> **Material to process**
____________

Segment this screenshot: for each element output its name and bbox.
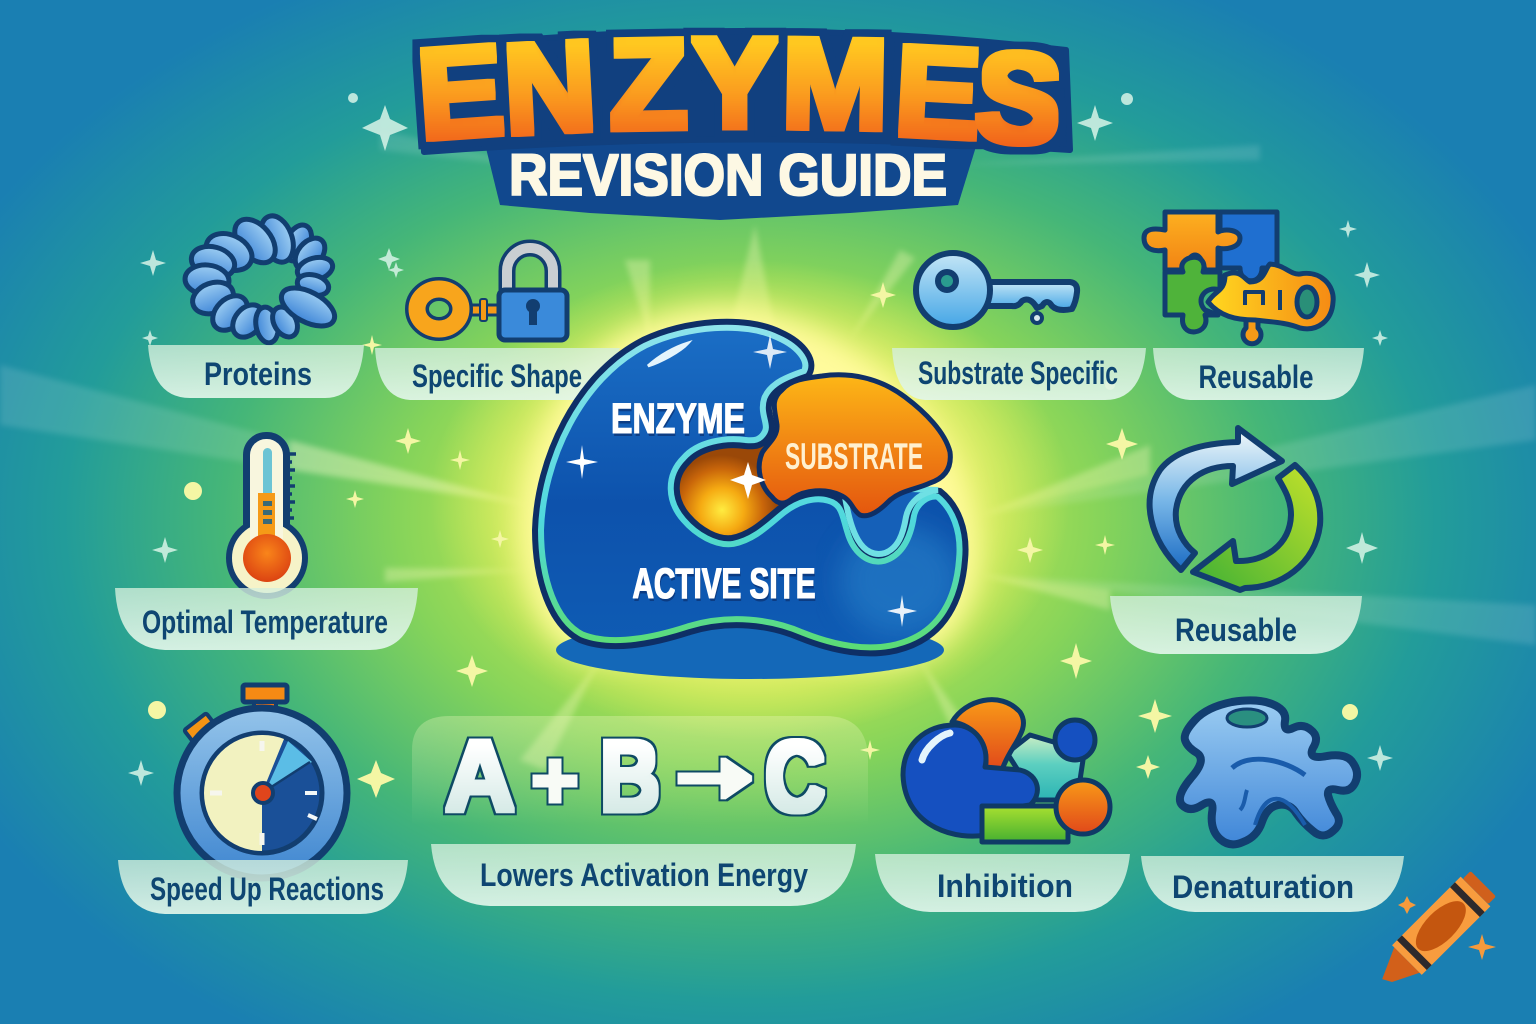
sparkles bbox=[128, 93, 1393, 786]
equation bbox=[445, 721, 825, 833]
shadow bbox=[556, 621, 944, 679]
icon: inhibition bbox=[903, 700, 1110, 842]
label: Speed Up Reactions bbox=[118, 860, 408, 914]
label: Reusable top bbox=[1153, 348, 1364, 400]
label: Specific Shape: Specific Shape bbox=[412, 358, 582, 394]
label: Speed Up Reactions: Speed Up Reactions bbox=[150, 871, 384, 907]
icon: protein coil bbox=[184, 211, 341, 345]
subtitle: REVISION GUIDE bbox=[509, 143, 947, 208]
central enzyme diagram bbox=[535, 322, 966, 679]
label: Optimal Temperature: Optimal Temperature bbox=[142, 604, 388, 640]
near-centre rays bbox=[290, 225, 1150, 780]
enzyme rim bbox=[535, 322, 966, 653]
icon: denatured splat bbox=[1180, 700, 1357, 844]
label: Reusable top: Reusable bbox=[1198, 359, 1314, 395]
substrate bbox=[759, 375, 950, 516]
panel backing bbox=[412, 716, 868, 825]
enzyme outline bbox=[535, 322, 966, 653]
reaction panel bbox=[412, 716, 868, 833]
icon: recycle arrows bbox=[1150, 428, 1320, 590]
icon: crayon bbox=[1370, 869, 1498, 997]
lock shackle bbox=[507, 248, 553, 295]
label: Proteins: Proteins bbox=[204, 356, 312, 392]
label: Lowers Activation Energy: Lowers Activation Energy bbox=[480, 857, 808, 893]
label: Proteins bbox=[148, 345, 364, 398]
title word: ENZYMES bbox=[413, 12, 1066, 173]
light rays bbox=[0, 130, 1536, 645]
equation: A bbox=[445, 721, 515, 833]
central glow bbox=[430, 260, 1070, 740]
arrow bbox=[680, 760, 750, 797]
icon: stopwatch bbox=[177, 685, 347, 878]
label: Denaturation bbox=[1141, 856, 1404, 912]
label: Substrate Specific bbox=[892, 348, 1146, 400]
label: Optimal Temperature bbox=[115, 588, 418, 650]
sparkles on enzyme bbox=[566, 335, 917, 627]
icon: thermometer bbox=[229, 435, 305, 596]
label: Reusable middle bbox=[1110, 596, 1362, 654]
active site bbox=[677, 440, 800, 538]
label: enzyme: ENZYME bbox=[611, 395, 745, 443]
label: Inhibition bbox=[875, 854, 1130, 912]
title bbox=[413, 12, 1070, 220]
pocket under substrate bbox=[845, 488, 938, 554]
label: Lowers Activation Energy bbox=[431, 844, 856, 906]
equation: B bbox=[600, 721, 660, 833]
subtitle banner bbox=[484, 140, 978, 220]
label: Inhibition: Inhibition bbox=[937, 868, 1073, 904]
icon: blue key bbox=[916, 253, 1077, 327]
label: Substrate Specific: Substrate Specific bbox=[918, 355, 1118, 391]
label: Reusable middle: Reusable bbox=[1175, 612, 1297, 648]
enzyme highlight bbox=[648, 343, 688, 366]
label: Denaturation: Denaturation bbox=[1172, 869, 1354, 905]
label: active site: ACTIVE SITE bbox=[632, 560, 816, 608]
enzyme body bbox=[535, 322, 966, 653]
equation: C bbox=[765, 721, 825, 833]
lock body bbox=[499, 290, 567, 340]
title backing bbox=[421, 31, 1070, 152]
icon: puzzle and key bbox=[1144, 212, 1333, 344]
icon: key and lock bbox=[417, 248, 567, 340]
key bbox=[417, 289, 501, 329]
label: Specific Shape bbox=[375, 348, 620, 400]
label: substrate: SUBSTRATE bbox=[785, 436, 923, 477]
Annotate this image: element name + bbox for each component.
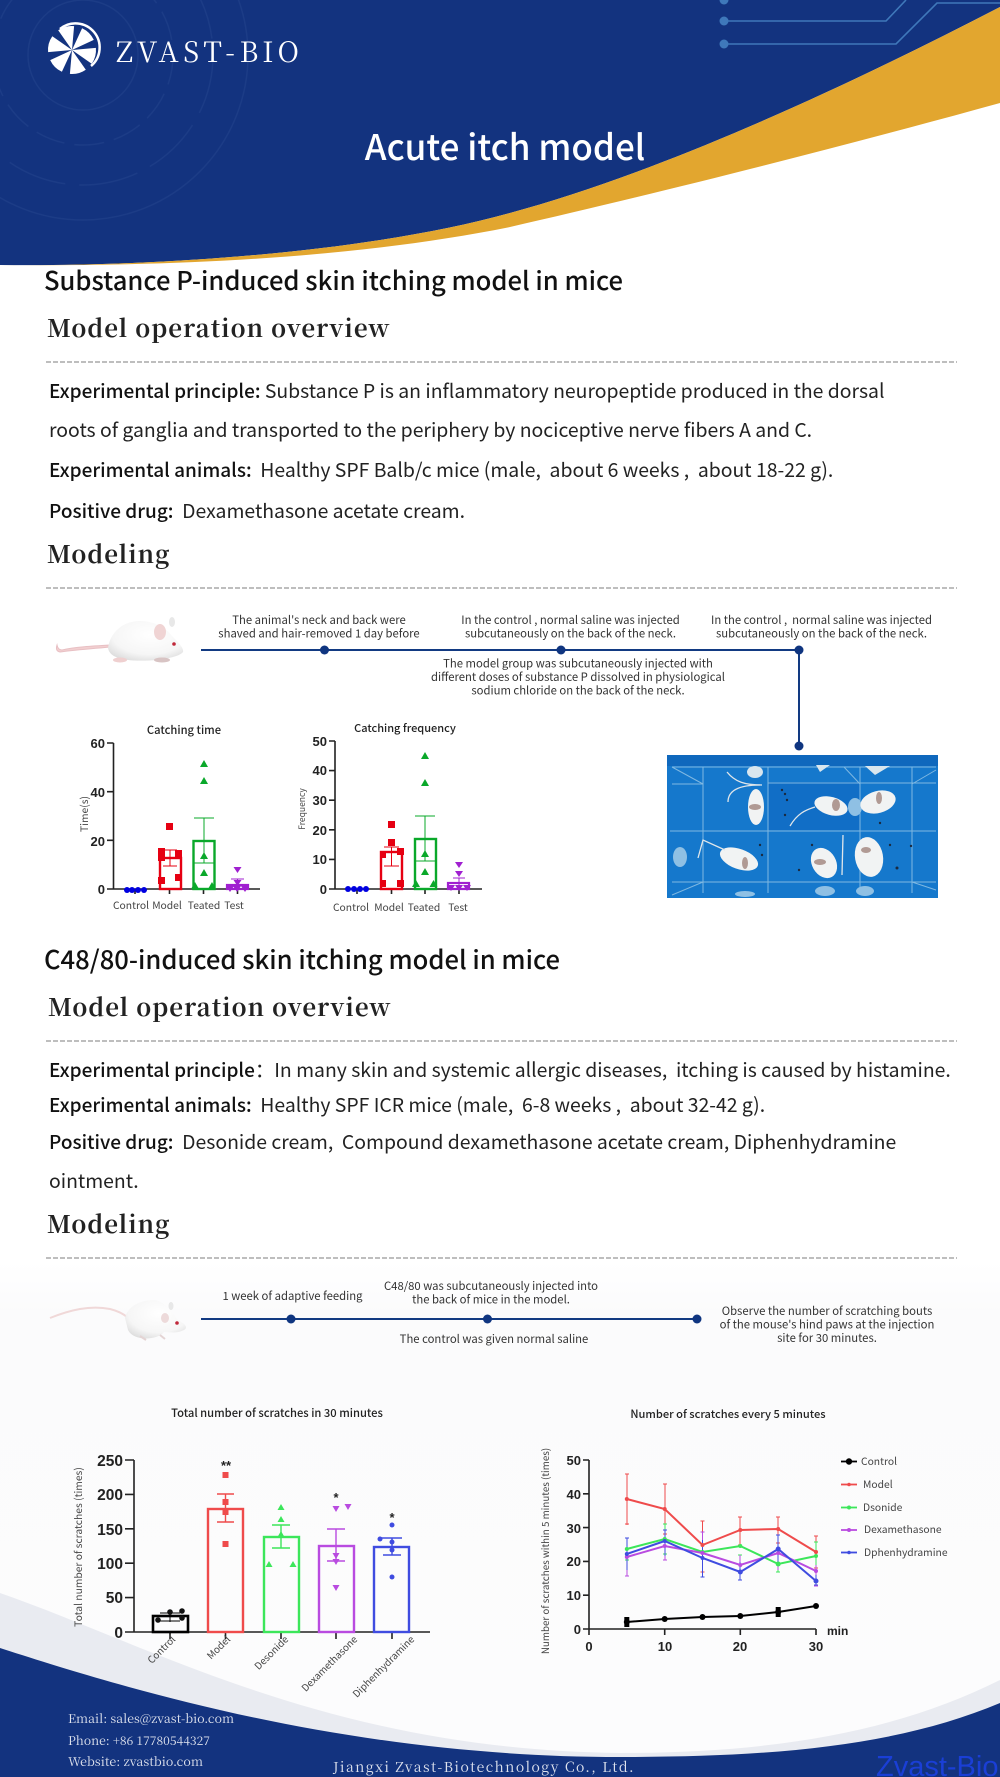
- text block: model overview: ointment.: [49, 1165, 139, 1194]
- icon: mouse: [56, 617, 183, 662]
- timeline labels: In the control , normal saline was injected: [461, 612, 680, 628]
- timeline: C48/80: [201, 1314, 702, 1324]
- bar chart: catching frequency: 20: [313, 823, 327, 838]
- line chart: scratches every 5 minutes: 30: [567, 1521, 581, 1536]
- timeline labels: 1 week of adaptive feeding: [222, 1288, 363, 1304]
- timeline labels: subcutaneously on the back of the neck.: [716, 626, 927, 642]
- bar chart: catching time: 40: [91, 785, 105, 800]
- legend: Dexamethasone: [864, 1521, 942, 1536]
- bar chart: catching frequency: Model: [374, 899, 404, 914]
- contact details: Phone: +86 17780544327: [68, 1732, 210, 1749]
- line chart: scratches every 5 minutes: 0: [585, 1639, 593, 1654]
- footer band: [0, 1593, 1000, 1777]
- timeline labels: different doses of substance P dissolved in physiological: [431, 669, 725, 685]
- line chart: scratches every 5 minutes: 20: [733, 1639, 747, 1654]
- legend: [841, 1453, 948, 1559]
- contact details: Email: sales@zvast-bio.com: [68, 1710, 234, 1727]
- bar chart: total scratches: 0: [114, 1625, 123, 1642]
- subheading: model operation overview: Model operation overview: [47, 309, 391, 344]
- text block: model overview: Positive drug: Desonide cream, Compound dexamethasone acetate cream, Diphenhydramine: [49, 1126, 896, 1155]
- bar chart: catching frequency: Catching frequency: [354, 720, 456, 736]
- legend: Model: [863, 1476, 893, 1491]
- icon: mouse: [50, 1300, 186, 1340]
- timeline labels: The control was given normal saline: [400, 1331, 588, 1347]
- subheading: modeling: Modeling: [47, 535, 170, 570]
- bar chart: catching time: Model: [152, 897, 182, 912]
- timeline labels: The model group was subcutaneously injected with: [443, 656, 713, 672]
- bar chart: total scratches: Desonide: [251, 1632, 292, 1672]
- timeline labels: C48/80 was subcutaneously injected into: [384, 1278, 598, 1294]
- timeline labels: of the mouse's hind paws at the injection: [720, 1316, 934, 1332]
- timeline labels: The animal's neck and back were: [232, 612, 406, 628]
- timeline: substance P: [201, 646, 804, 750]
- bar chart: catching time: Control: [113, 897, 149, 912]
- line chart: scratches every 5 minutes: 10: [658, 1639, 672, 1654]
- timeline labels: Observe the number of scratching bouts: [722, 1303, 932, 1319]
- text block: model overview: Experimental principle：In many skin and systemic allergic diseases, itching is caused by histamine.: [49, 1054, 951, 1083]
- timeline labels: the back of mice in the model.: [412, 1292, 570, 1308]
- timeline labels: sodium chloride on the back of the neck.: [471, 682, 685, 698]
- brand name: ZVAST-BIO: [116, 31, 299, 71]
- bar chart: catching frequency: 40: [313, 763, 327, 778]
- bar chart: catching time: Test: [224, 897, 244, 912]
- bar chart: catching time: [76, 722, 260, 912]
- line chart: scratches every 5 minutes: 0: [574, 1622, 581, 1637]
- title: Acute itch model: [365, 120, 645, 171]
- bar chart: total scratches: *: [389, 1510, 395, 1525]
- logo icon: [48, 23, 100, 74]
- bar chart: catching time: Catching time: [147, 722, 221, 738]
- bar chart: catching frequency: 30: [313, 793, 327, 808]
- photo: mice in cages: [667, 755, 938, 898]
- bar chart: catching frequency: 10: [313, 852, 327, 867]
- bar chart: catching frequency: Test: [448, 899, 468, 914]
- logo: [48, 23, 299, 74]
- timeline labels: shaved and hair-removed 1 day before: [218, 626, 420, 642]
- bar chart: total scratches: 250: [97, 1453, 123, 1470]
- bar chart: total scratches: Dexamethasone: [298, 1632, 361, 1694]
- text block: model overview: Experimental animals: Healthy SPF ICR mice (male, 6-8 weeks , about 32-42 g).: [49, 1089, 765, 1118]
- line chart: scratches every 5 minutes: 30: [809, 1639, 823, 1654]
- bar chart: total scratches: 150: [97, 1522, 123, 1539]
- line chart: scratches every 5 minutes: min: [827, 1624, 848, 1638]
- bar chart: catching time: Time(s): [76, 796, 91, 832]
- bar chart: catching frequency: Teated: [408, 899, 440, 914]
- legend: Dphenhydramine: [864, 1544, 948, 1559]
- bar chart: catching time: 0: [98, 882, 105, 897]
- bar chart: catching time: 20: [91, 834, 105, 849]
- bar chart: total scratches: 50: [106, 1590, 123, 1607]
- bar chart: catching frequency: [296, 720, 482, 914]
- bar chart: total scratches: 100: [97, 1556, 123, 1573]
- line chart: scratches every 5 minutes: [538, 1406, 948, 1654]
- legend: Control: [861, 1453, 897, 1468]
- subheading: model operation overview: Model operation overview: [48, 988, 392, 1023]
- bar chart: catching time: 60: [91, 736, 105, 751]
- bar chart: total scratches: 200: [97, 1487, 123, 1504]
- bar chart: total scratches: Total number of scratches (times): [70, 1467, 85, 1627]
- text block: model overview: [49, 1054, 951, 1194]
- bar chart: total scratches: Total number of scratches in 30 minutes: [171, 1405, 383, 1421]
- contact details: Website: zvastbio.com: [68, 1753, 203, 1770]
- bar chart: catching frequency: 50: [313, 734, 327, 749]
- timeline labels: site for 30 minutes.: [777, 1330, 877, 1346]
- line chart: scratches every 5 minutes: Number of scratches within 5 minutes (times): [538, 1448, 552, 1654]
- bar chart: catching frequency: Control: [333, 899, 369, 914]
- timeline labels: In the control , normal saline was injected: [711, 612, 932, 628]
- line chart: scratches every 5 minutes: 20: [567, 1554, 581, 1569]
- timeline labels: subcutaneously on the back of the neck.: [465, 626, 676, 642]
- text block: model overview: Experimental principle: Substance P is an inflammatory neuropeptide produced in the dorsal: [49, 375, 884, 404]
- legend: Dsonide: [863, 1499, 903, 1514]
- line chart: scratches every 5 minutes: 50: [567, 1453, 581, 1468]
- timeline labels: [218, 612, 932, 698]
- section heading: C48/80: C48/80-induced skin itching model in mice: [44, 940, 560, 977]
- bar chart: total scratches: Model: [203, 1632, 233, 1662]
- bar chart: total scratches: *: [333, 1490, 339, 1505]
- text block: model overview: Experimental animals: Healthy SPF Balb/c mice (male, about 6 weeks , about 18-22 g).: [49, 454, 833, 483]
- timeline labels: [222, 1278, 934, 1347]
- line chart: scratches every 5 minutes: 40: [567, 1487, 581, 1502]
- bar chart: total scratches: Diphenhydramine: [349, 1632, 418, 1700]
- text block: model overview: roots of ganglia and transported to the periphery by nociceptive nerve fibers A and C.: [49, 414, 812, 443]
- bar chart: catching frequency: 0: [320, 882, 327, 897]
- section heading: substance P: Substance P-induced skin itching model in mice: [44, 261, 623, 298]
- line chart: scratches every 5 minutes: Number of scratches every 5 minutes: [630, 1406, 826, 1422]
- company name: Jiangxi Zvast-Biotechnology Co., Ltd.: [332, 1757, 635, 1777]
- text block: model overview: Positive drug: Dexamethasone acetate cream.: [49, 495, 465, 524]
- bar chart: catching time: Teated: [188, 897, 220, 912]
- text block: model overview: [49, 375, 884, 524]
- bar chart: total scratches: Control: [144, 1632, 178, 1666]
- contact details: [68, 1710, 234, 1770]
- bar chart: total scratches: **: [221, 1458, 232, 1473]
- header banner: [0, 0, 1000, 265]
- bar chart: total scratches: [70, 1405, 430, 1700]
- subheading: modeling: Modeling: [47, 1205, 170, 1240]
- line chart: scratches every 5 minutes: 10: [567, 1588, 581, 1603]
- bar chart: catching frequency: Frequency: [296, 788, 308, 830]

____________

> **Try it**
Search the data above for lines holding "about" and copy each of them.

> **Answer section**
- text block: model overview: Experimental animals: Healthy SPF ICR mice (male, 6-8 weeks , about 32-42 g).: [49, 1089, 765, 1118]
- text block: model overview: Experimental animals: Healthy SPF Balb/c mice (male, about 6 weeks , about 18-22 g).: [49, 454, 833, 483]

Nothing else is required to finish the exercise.